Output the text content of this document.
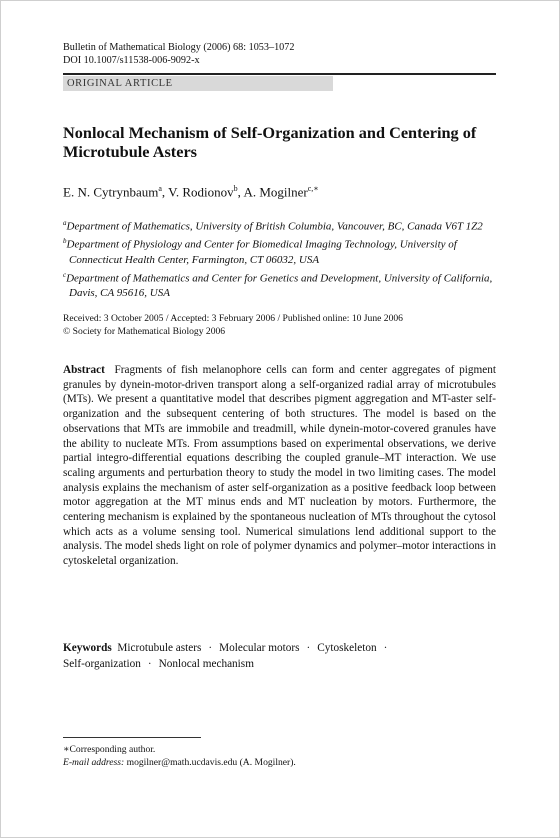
Bulletin of Mathematical Biology (2006) 68: 1053–1072
DOI 10.1007/s11538-006-9092-x
ORIGINAL ARTICLE
Nonlocal Mechanism of Self-Organization and Centering of Microtubule Asters
E. N. Cytrynbaum$^a$, V. Rodionov$^b$, A. Mogilner$^{c,∗}$
$^a$Department of Mathematics, University of British Columbia, Vancouver, BC, Canada V6T 1Z2
$^b$Department of Physiology and Center for Biomedical Imaging Technology, University of Connecticut Health Center, Farmington, CT 06032, USA
$^c$Department of Mathematics and Center for Genetics and Development, University of California, Davis, CA 95616, USA
Received: 3 October 2005 / Accepted: 3 February 2006 / Published online: 10 June 2006
© Society for Mathematical Biology 2006
Abstract Fragments of fish melanophore cells can form and center aggregates of pigment granules by dynein-motor-driven transport along a self-organized radial array of microtubules (MTs). We present a quantitative model that describes pigment aggregation and MT-aster self-organization and the subsequent centering of both structures. The model is based on the observations that MTs are immobile and treadmill, while dynein-motor-covered granules have the ability to nucleate MTs. From assumptions based on experimental observations, we derive partial integro-differential equations describing the coupled granule–MT interaction. We use scaling arguments and perturbation theory to study the model in two limiting cases. The model analysis explains the mechanism of aster self-organization as a positive feedback loop between motor aggregation at the MT minus ends and MT nucleation by motors. Furthermore, the centering mechanism is explained by the spontaneous nucleation of MTs throughout the cytosol which acts as a volume sensing tool. Numerical simulations lend additional support to the analysis. The model sheds light on role of polymer dynamics and polymer–motor interactions in cytoskeletal organization.
Keywords Microtubule asters · Molecular motors · Cytoskeleton ·
Self-organization · Nonlocal mechanism
∗Corresponding author.
E-mail address: mogilner@math.ucdavis.edu (A. Mogilner).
# # # # # # #
### [TASK OBJECTIVE]
State how many lines of the entries above include the word "Mogilner", offering no text other than the number.

### [TASK ANSWER]
2